PROBLEM DETAILS:
Each line of the material must be repeated precisely, with the pictures left out.

DATA:
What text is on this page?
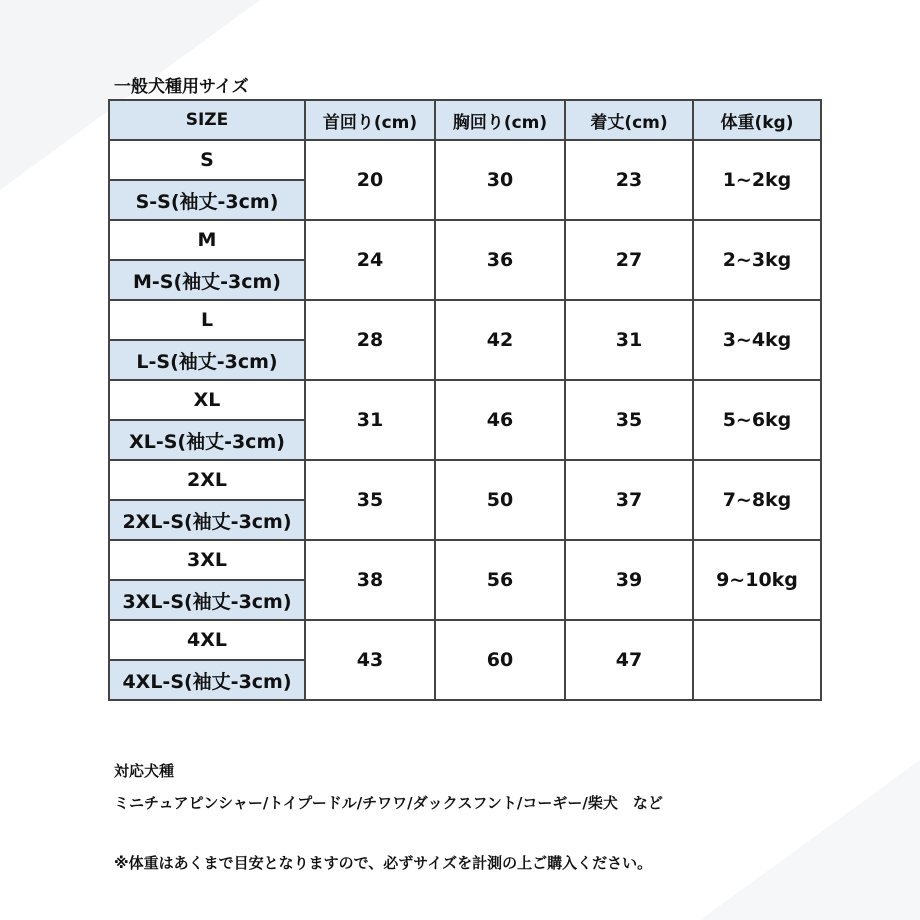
一般犬種用サイズ
SIZE	首回り(cm)	胸回り(cm)	着丈(cm)	体重(kg)
S	20	30	23	1~2kg
S-S(袖丈-3cm)				
M	24	36	27	2~3kg
M-S(袖丈-3cm)				
L	28	42	31	3~4kg
L-S(袖丈-3cm)				
XL	31	46	35	5~6kg
XL-S(袖丈-3cm)				
2XL	35	50	37	7~8kg
2XL-S(袖丈-3cm)				
3XL	38	56	39	9~10kg
3XL-S(袖丈-3cm)				
4XL	43	60	47	
4XL-S(袖丈-3cm)				
対応犬種
ミニチュアピンシャー/トイプードル/チワワ/ダックスフント/コーギー/柴犬　など
※体重はあくまで目安となりますので、必ずサイズを計測の上ご購入ください。
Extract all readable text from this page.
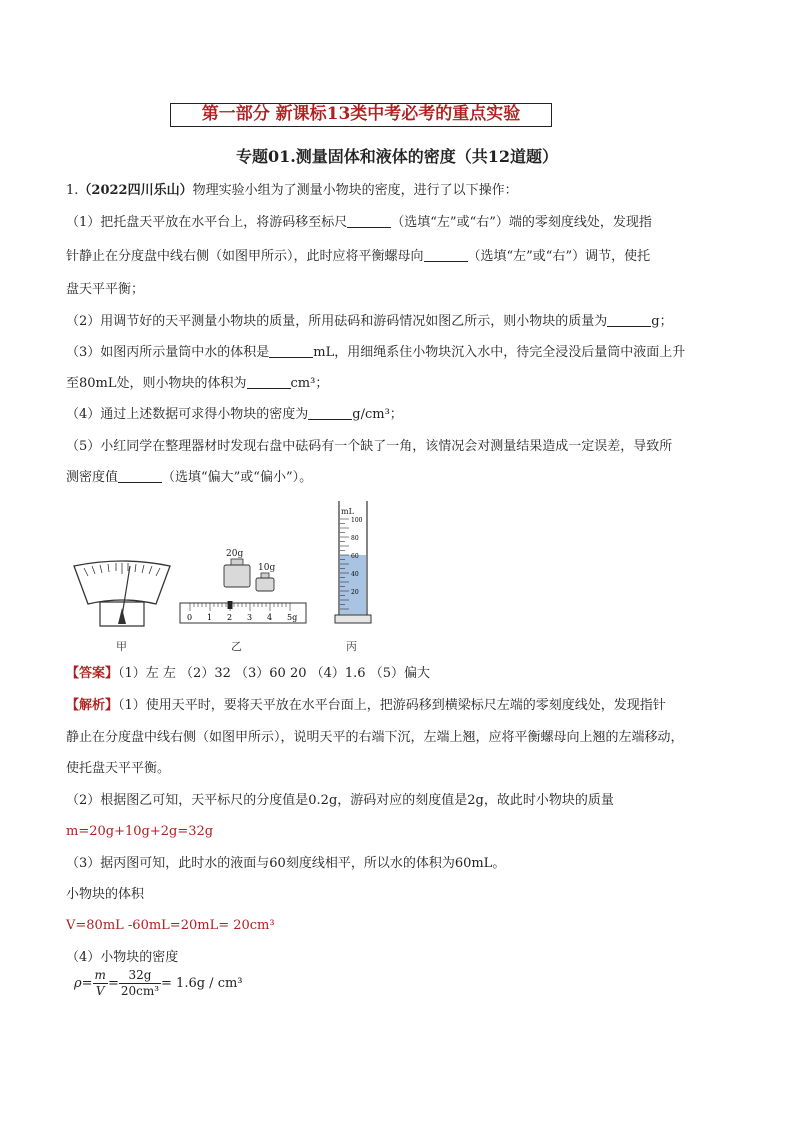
第一部分 新课标13类中考必考的重点实验
专题01.测量固体和液体的密度（共12道题）
1.（2022四川乐山）物理实验小组为了测量小物块的密度，进行了以下操作：
（1）把托盘天平放在水平台上，将游码移至标尺	（选填“左”或“右”）端的零刻度线处，发现指
针静止在分度盘中线右侧（如图甲所示），此时应将平衡螺母向	（选填“左”或“右”）调节，使托
盘天平平衡；
（2）用调节好的天平测量小物块的质量，所用砝码和游码情况如图乙所示，则小物块的质量为	g；
（3）如图丙所示量筒中水的体积是	mL，用细绳系住小物块沉入水中，待完全浸没后量筒中液面上升
至80mL处，则小物块的体积为	cm³；
（4）通过上述数据可求得小物块的密度为	g/cm³；
（5）小红同学在整理器材时发现右盘中砝码有一个缺了一角，该情况会对测量结果造成一定误差，导致所
测密度值	（选填“偏大”或“偏小”）。
甲
20g
10g
0 1 2 3 4 5g
乙
mL
100
80
60
40
20
丙
【答案】（1）左 左 （2）32 （3）60 20 （4）1.6 （5）偏大
【解析】（1）使用天平时，要将天平放在水平台面上，把游码移到横梁标尺左端的零刻度线处，发现指针
静止在分度盘中线右侧（如图甲所示），说明天平的右端下沉，左端上翘，应将平衡螺母向上翘的左端移动，
使托盘天平平衡。
（2）根据图乙可知，天平标尺的分度值是0.2g，游码对应的刻度值是2g，故此时小物块的质量
m=20g+10g+2g=32g
（3）据丙图可知，此时水的液面与60刻度线相平，所以水的体积为60mL。
小物块的体积
V=80mL -60mL=20mL= 20cm³
（4）小物块的密度
$\rho= \frac{m}{V} = \frac{32g}{\text{20cm³}} = 1.6g / cm^3$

REPLY TO THE TASK:
What text is on this page?
一般犬種用サイズ
SIZE	首回り(cm)	胸回り(cm)	着丈(cm)	体重(kg)
S	20	30	23	1~2kg
S-S(袖丈-3cm)				
M	24	36	27	2~3kg
M-S(袖丈-3cm)				
L	28	42	31	3~4kg
L-S(袖丈-3cm)				
XL	31	46	35	5~6kg
XL-S(袖丈-3cm)				
2XL	35	50	37	7~8kg
2XL-S(袖丈-3cm)				
3XL	38	56	39	9~10kg
3XL-S(袖丈-3cm)				
4XL	43	60	47	
4XL-S(袖丈-3cm)				
対応犬種
ミニチュアピンシャー/トイプードル/チワワ/ダックスフント/コーギー/柴犬　など
※体重はあくまで目安となりますので、必ずサイズを計測の上ご購入ください。
Extract all readable text from this page.
第一部分 新课标13类中考必考的重点实验
专题01.测量固体和液体的密度（共12道题）
1.（2022四川乐山）物理实验小组为了测量小物块的密度，进行了以下操作：
（1）把托盘天平放在水平台上，将游码移至标尺	（选填“左”或“右”）端的零刻度线处，发现指
针静止在分度盘中线右侧（如图甲所示），此时应将平衡螺母向	（选填“左”或“右”）调节，使托
盘天平平衡；
（2）用调节好的天平测量小物块的质量，所用砝码和游码情况如图乙所示，则小物块的质量为	g；
（3）如图丙所示量筒中水的体积是	mL，用细绳系住小物块沉入水中，待完全浸没后量筒中液面上升
至80mL处，则小物块的体积为	cm³；
（4）通过上述数据可求得小物块的密度为	g/cm³；
（5）小红同学在整理器材时发现右盘中砝码有一个缺了一角，该情况会对测量结果造成一定误差，导致所
测密度值	（选填“偏大”或“偏小”）。
甲
20g
10g
0 1 2 3 4 5g
乙
mL
100
80
60
40
20
丙
【答案】（1）左 左 （2）32 （3）60 20 （4）1.6 （5）偏大
【解析】（1）使用天平时，要将天平放在水平台面上，把游码移到横梁标尺左端的零刻度线处，发现指针
静止在分度盘中线右侧（如图甲所示），说明天平的右端下沉，左端上翘，应将平衡螺母向上翘的左端移动，
使托盘天平平衡。
（2）根据图乙可知，天平标尺的分度值是0.2g，游码对应的刻度值是2g，故此时小物块的质量
m=20g+10g+2g=32g
（3）据丙图可知，此时水的液面与60刻度线相平，所以水的体积为60mL。
小物块的体积
V=80mL -60mL=20mL= 20cm³
（4）小物块的密度
$\rho= \frac{m}{V} = \frac{32g}{\text{20cm³}} = 1.6g / cm^3$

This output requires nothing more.